## Teks yang ditampilkan
┏━━
Dalam paparannya, Rosichon menunjukkan usulan kuota tangkap Tumbuhan Satwa Liar (TSL) 2016 baik yang masuk appendix dan nonappendix CITES untuk mamalia ada 37 jenis dengan jumlah 45.360 ekor, reptil dan amfibi ada 520 jenis dengan jumlah 714.735 ekor (995.755 dalam bentuk kulit), burung 190 jenis dengan jumlah 75.015 ekor, serangga 550 jenis dengan jumlah 70.605 ekor, serta ikan 650 jenis dengan jumlah 2.367.471 ekor. Devisa dari perdagangan TSL pada 2014 sempat mencapai Rp1 triliun.

Jika dari dua keanekaragaman hayati saja nominalnya sudah mencapai puluhan juta dolar AS, lalu bisakah dibayangkan berapa yang dapat diperoleh Indonesia dari 25.000 spesies bunga, 250.000 spesies serangga, 20.000 spesies moluska, 8.500 spesies ikan, 1.500 spesies burung, 500 spesies mamalia, 2.000 spesies reptilia, 12.000 spesies jamur dan spesies-spesies lainnya yang belum disebutkan?

Ancaman kehati
Faktor penyebab penurunan keanekaragaman hayati secara tidak langsung adalah peningkatan populasi, pola konsumsi hingga tidak adanya efisiensi sumber daya. Sedangkan tekanan langsung untuk keanekaragaman hayati dan ekosistemnya adalah agrikultur dan kehutanan, perburuan dan perikanan tangkap, perkembangan urban dan industri, penggunaan air, energi dan transportasi.

Sementara faktor penyebab menurunnya keanekaragaman hayati untuk tingkat global adalah hilangnya habitat, alih fungsi dan fragmentasi, eksploitasi berlebih, spesies invasif, polusi dan perubahan iklim.

Data LIPI (2012) untuk kasus kehilangan kehati ikan di Daerah Aliran Sungai (DAS) Ciliwung saja menunjukkan pada 1910-1920 mencapai 15,5 persen atau 29 spesies, pada 1930-1940 mencapai 66,3 persen atau 124 spesies, pada 1960-1970 mencapai 78.1 persen atau 146 spesies, pada 1980-1990 mencapai 90 persen atau 170 spesies dan pada 1990-2009 mencapai 92 persen atau 172 spesies. Kondisi memprihatinkan juga terjadi di DAS Cisadane.
┗━━
## Data yang diambil
┏━━
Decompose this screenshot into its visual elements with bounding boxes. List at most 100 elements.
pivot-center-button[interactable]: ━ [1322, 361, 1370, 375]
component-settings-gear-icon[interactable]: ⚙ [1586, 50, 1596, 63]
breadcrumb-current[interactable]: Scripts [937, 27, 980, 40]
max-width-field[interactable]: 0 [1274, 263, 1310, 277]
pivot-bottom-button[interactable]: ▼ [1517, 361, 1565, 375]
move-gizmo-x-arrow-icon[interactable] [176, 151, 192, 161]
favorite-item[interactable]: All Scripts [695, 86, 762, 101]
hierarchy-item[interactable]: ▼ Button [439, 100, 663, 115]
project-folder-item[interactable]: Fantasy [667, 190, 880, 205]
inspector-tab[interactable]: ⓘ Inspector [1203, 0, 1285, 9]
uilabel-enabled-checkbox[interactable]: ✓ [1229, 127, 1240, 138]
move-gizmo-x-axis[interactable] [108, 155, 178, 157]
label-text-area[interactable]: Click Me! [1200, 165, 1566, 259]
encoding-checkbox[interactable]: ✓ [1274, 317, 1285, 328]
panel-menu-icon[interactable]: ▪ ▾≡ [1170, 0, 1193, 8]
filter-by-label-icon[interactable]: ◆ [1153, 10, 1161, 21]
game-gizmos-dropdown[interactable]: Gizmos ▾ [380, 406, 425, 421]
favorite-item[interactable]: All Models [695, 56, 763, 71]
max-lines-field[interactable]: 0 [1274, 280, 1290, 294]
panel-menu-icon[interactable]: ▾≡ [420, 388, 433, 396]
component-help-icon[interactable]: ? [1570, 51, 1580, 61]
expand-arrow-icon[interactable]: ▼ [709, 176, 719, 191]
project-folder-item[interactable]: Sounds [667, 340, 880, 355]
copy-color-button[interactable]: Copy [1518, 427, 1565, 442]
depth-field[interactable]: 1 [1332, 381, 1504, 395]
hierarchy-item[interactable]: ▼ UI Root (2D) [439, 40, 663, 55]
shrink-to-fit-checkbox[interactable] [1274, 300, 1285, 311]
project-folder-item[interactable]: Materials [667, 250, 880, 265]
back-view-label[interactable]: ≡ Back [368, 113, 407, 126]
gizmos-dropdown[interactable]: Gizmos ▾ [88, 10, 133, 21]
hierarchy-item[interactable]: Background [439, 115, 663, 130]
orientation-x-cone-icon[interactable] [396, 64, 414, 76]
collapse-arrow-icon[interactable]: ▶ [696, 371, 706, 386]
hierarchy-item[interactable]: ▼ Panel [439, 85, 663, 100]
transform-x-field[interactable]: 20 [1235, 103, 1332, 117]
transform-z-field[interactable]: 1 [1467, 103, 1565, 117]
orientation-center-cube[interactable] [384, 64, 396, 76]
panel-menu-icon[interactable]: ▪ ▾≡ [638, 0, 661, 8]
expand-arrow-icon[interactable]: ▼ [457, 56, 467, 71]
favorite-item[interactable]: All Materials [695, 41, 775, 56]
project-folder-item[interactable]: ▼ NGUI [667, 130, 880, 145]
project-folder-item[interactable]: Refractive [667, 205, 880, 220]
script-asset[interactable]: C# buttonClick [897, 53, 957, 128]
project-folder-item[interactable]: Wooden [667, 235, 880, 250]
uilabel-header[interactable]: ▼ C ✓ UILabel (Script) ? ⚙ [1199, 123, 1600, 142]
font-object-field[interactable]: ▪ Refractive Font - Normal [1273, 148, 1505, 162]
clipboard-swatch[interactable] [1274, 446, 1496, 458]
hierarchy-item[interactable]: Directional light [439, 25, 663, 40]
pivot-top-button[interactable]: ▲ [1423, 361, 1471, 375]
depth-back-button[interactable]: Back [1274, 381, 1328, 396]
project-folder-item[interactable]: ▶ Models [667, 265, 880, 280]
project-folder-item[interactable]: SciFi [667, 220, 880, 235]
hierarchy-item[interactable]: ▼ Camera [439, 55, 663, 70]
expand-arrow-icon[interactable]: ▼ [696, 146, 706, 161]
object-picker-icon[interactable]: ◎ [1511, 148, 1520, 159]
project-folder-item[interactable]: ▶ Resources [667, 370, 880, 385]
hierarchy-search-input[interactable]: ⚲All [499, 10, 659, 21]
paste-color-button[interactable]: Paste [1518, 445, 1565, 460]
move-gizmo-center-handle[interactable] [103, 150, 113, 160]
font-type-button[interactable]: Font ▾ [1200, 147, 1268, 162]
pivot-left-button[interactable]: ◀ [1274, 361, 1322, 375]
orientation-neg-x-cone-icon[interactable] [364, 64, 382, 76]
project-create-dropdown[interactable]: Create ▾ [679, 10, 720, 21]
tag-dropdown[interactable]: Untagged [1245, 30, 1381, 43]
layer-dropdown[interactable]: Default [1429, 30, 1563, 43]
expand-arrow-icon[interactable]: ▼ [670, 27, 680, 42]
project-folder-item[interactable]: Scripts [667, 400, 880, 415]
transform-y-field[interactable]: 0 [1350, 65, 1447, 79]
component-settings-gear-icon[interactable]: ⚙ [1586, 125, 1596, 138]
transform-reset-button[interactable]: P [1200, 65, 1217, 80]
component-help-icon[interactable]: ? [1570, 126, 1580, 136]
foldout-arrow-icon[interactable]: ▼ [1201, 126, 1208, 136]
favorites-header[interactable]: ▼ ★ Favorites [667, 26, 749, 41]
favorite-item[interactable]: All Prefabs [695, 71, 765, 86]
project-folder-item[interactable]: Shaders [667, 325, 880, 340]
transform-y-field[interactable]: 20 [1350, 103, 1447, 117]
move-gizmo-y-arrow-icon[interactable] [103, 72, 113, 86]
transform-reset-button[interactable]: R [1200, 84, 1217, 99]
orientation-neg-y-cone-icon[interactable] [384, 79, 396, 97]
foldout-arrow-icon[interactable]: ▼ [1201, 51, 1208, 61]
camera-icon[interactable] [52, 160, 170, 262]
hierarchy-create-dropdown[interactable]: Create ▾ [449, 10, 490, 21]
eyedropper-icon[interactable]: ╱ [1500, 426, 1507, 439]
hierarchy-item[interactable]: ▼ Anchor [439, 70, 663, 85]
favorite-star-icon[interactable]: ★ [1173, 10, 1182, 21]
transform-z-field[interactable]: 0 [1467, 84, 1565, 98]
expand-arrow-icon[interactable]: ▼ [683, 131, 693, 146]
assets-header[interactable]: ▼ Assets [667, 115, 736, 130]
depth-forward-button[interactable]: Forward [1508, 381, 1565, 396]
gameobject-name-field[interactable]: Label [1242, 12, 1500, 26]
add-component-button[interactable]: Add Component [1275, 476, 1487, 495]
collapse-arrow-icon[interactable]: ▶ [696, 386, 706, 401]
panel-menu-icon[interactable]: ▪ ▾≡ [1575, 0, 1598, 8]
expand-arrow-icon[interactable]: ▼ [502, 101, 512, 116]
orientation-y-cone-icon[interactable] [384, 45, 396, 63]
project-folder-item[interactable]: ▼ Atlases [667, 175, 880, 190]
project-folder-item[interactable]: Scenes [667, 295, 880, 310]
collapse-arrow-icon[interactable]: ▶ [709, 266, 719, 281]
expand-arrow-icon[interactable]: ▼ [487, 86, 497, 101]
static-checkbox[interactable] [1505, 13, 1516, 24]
┗━━
## Soal singkat A
Salin persis bagian teks tentang keanekaragaman hayati, mulai dari "Data LIPI (2012)" sampai "di DAS Cisadane.".
## Soal singkat B
Apakah pernyataan berikut sesuai dengan teks tentang keanekaragaman hayati? Jawab ya atau tidak untuk tiap pernyataan, lalu kutip kata-kata teks yang menentukan. (i) Usulan kuota tangkap TSL 2016 untuk reptil dan amfibi mencakup 520 jenis. (ii) Devisa dari perdagangan TSL pada 2014 mencapai Rp10 triliun. (iii) Perubahan iklim termasuk faktor penyebab menurunnya keanekaragaman hayati untuk tingkat global.

## Jawaban A
Data LIPI (2012) untuk kasus kehilangan kehati ikan di Daerah Aliran Sungai (DAS) Ciliwung saja menunjukkan pada 1910-1920 mencapai 15,5 persen atau 29 spesies, pada 1930-1940 mencapai 66,3 persen atau 124 spesies, pada 1960-1970 mencapai 78.1 persen atau 146 spesies, pada 1980-1990 mencapai 90 persen atau 170 spesies dan pada 1990-2009 mencapai 92 persen atau 172 spesies. Kondisi memprihatinkan juga terjadi di DAS Cisadane.

## Jawaban B
(i) Ya: "reptil dan amfibi ada 520 jenis dengan jumlah 714.735 ekor"
(ii) Tidak: "Devisa dari perdagangan TSL pada 2014 sempat mencapai Rp1 triliun."
(iii) Ya: "faktor penyebab menurunnya keanekaragaman hayati untuk tingkat global adalah hilangnya habitat, alih fungsi dan fragmentasi, eksploitasi berlebih, spesies invasif, polusi dan perubahan iklim"